Records excerpted from a collection

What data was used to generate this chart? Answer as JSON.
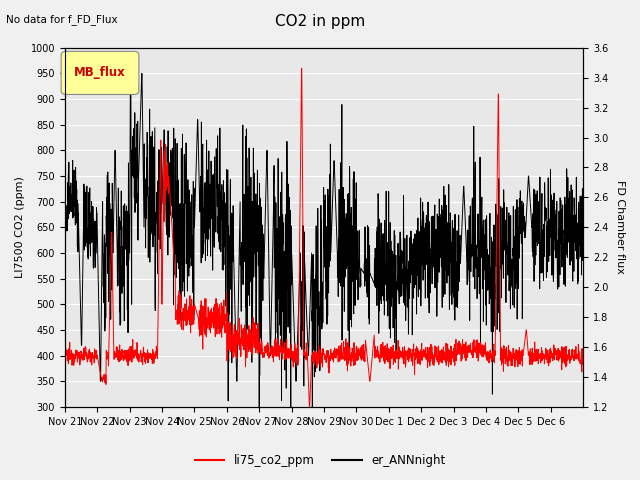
{
  "title": "CO2 in ppm",
  "subtitle": "No data for f_FD_Flux",
  "ylabel_left": "LI7500 CO2 (ppm)",
  "ylabel_right": "FD Chamber flux",
  "ylim_left": [
    300,
    1000
  ],
  "ylim_right": [
    1.2,
    3.6
  ],
  "yticks_left": [
    300,
    350,
    400,
    450,
    500,
    550,
    600,
    650,
    700,
    750,
    800,
    850,
    900,
    950,
    1000
  ],
  "yticks_right": [
    1.2,
    1.4,
    1.6,
    1.8,
    2.0,
    2.2,
    2.4,
    2.6,
    2.8,
    3.0,
    3.2,
    3.4,
    3.6
  ],
  "line1_color": "#FF0000",
  "line1_label": "li75_co2_ppm",
  "line2_color": "#000000",
  "line2_label": "er_ANNnight",
  "background_color": "#E8E8E8",
  "plot_bg_color": "#E8E8E8",
  "legend_box_color": "#FFFF99",
  "legend_box_text": "MB_flux",
  "legend_box_text_color": "#CC0000",
  "grid_color": "#FFFFFF",
  "title_fontsize": 11,
  "label_fontsize": 8,
  "tick_fontsize": 7,
  "n_points": 2304,
  "xtick_labels": [
    "Nov 21",
    "Nov 22",
    "Nov 23",
    "Nov 24",
    "Nov 25",
    "Nov 26",
    "Nov 27",
    "Nov 28",
    "Nov 29",
    "Nov 30",
    "Dec 1",
    "Dec 2",
    "Dec 3",
    "Dec 4",
    "Dec 5",
    "Dec 6"
  ]
}
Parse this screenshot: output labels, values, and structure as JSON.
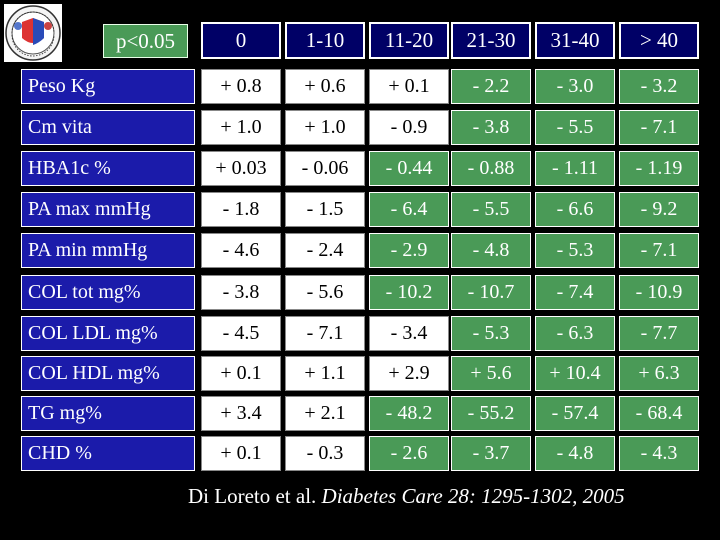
{
  "significance_label": "p<0.05",
  "columns": [
    "0",
    "1-10",
    "11-20",
    "21-30",
    "31-40",
    "> 40"
  ],
  "rows": [
    {
      "label": "Peso Kg",
      "values": [
        "+ 0.8",
        "+ 0.6",
        "+ 0.1",
        "- 2.2",
        "- 3.0",
        "- 3.2"
      ],
      "significant": [
        false,
        false,
        false,
        true,
        true,
        true
      ]
    },
    {
      "label": "Cm vita",
      "values": [
        "+ 1.0",
        "+ 1.0",
        "- 0.9",
        "- 3.8",
        "- 5.5",
        "- 7.1"
      ],
      "significant": [
        false,
        false,
        false,
        true,
        true,
        true
      ]
    },
    {
      "label": "HBA1c %",
      "values": [
        "+ 0.03",
        "- 0.06",
        "- 0.44",
        "- 0.88",
        "- 1.11",
        "- 1.19"
      ],
      "significant": [
        false,
        false,
        true,
        true,
        true,
        true
      ]
    },
    {
      "label": "PA max mmHg",
      "values": [
        "- 1.8",
        "- 1.5",
        "- 6.4",
        "- 5.5",
        "- 6.6",
        "- 9.2"
      ],
      "significant": [
        false,
        false,
        true,
        true,
        true,
        true
      ]
    },
    {
      "label": "PA min mmHg",
      "values": [
        "- 4.6",
        "- 2.4",
        "- 2.9",
        "- 4.8",
        "- 5.3",
        "- 7.1"
      ],
      "significant": [
        false,
        false,
        true,
        true,
        true,
        true
      ]
    },
    {
      "label": "COL tot mg%",
      "values": [
        "- 3.8",
        "- 5.6",
        "- 10.2",
        "- 10.7",
        "- 7.4",
        "- 10.9"
      ],
      "significant": [
        false,
        false,
        true,
        true,
        true,
        true
      ]
    },
    {
      "label": "COL LDL mg%",
      "values": [
        "- 4.5",
        "- 7.1",
        "- 3.4",
        "- 5.3",
        "- 6.3",
        "- 7.7"
      ],
      "significant": [
        false,
        false,
        false,
        true,
        true,
        true
      ]
    },
    {
      "label": "COL HDL mg%",
      "values": [
        "+ 0.1",
        "+ 1.1",
        "+ 2.9",
        "+ 5.6",
        "+ 10.4",
        "+ 6.3"
      ],
      "significant": [
        false,
        false,
        false,
        true,
        true,
        true
      ]
    },
    {
      "label": "TG mg%",
      "values": [
        "+ 3.4",
        "+ 2.1",
        "- 48.2",
        "- 55.2",
        "- 57.4",
        "- 68.4"
      ],
      "significant": [
        false,
        false,
        true,
        true,
        true,
        true
      ]
    },
    {
      "label": "CHD %",
      "values": [
        "+ 0.1",
        "- 0.3",
        "- 2.6",
        "- 3.7",
        "- 4.8",
        "- 4.3"
      ],
      "significant": [
        false,
        false,
        true,
        true,
        true,
        true
      ]
    }
  ],
  "citation": {
    "authors": "Di Loreto et al.",
    "journal": "Diabetes Care 28: 1295-1302, 2005"
  },
  "colors": {
    "significant": "#4a9a57",
    "not_significant": "#ffffff",
    "header": "#000066",
    "row_label": "#1b1baa"
  }
}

DO THIS =>
Only a number is wanted: how many lines contain the word "data"?

OUTPUT OF THE TASK =>
2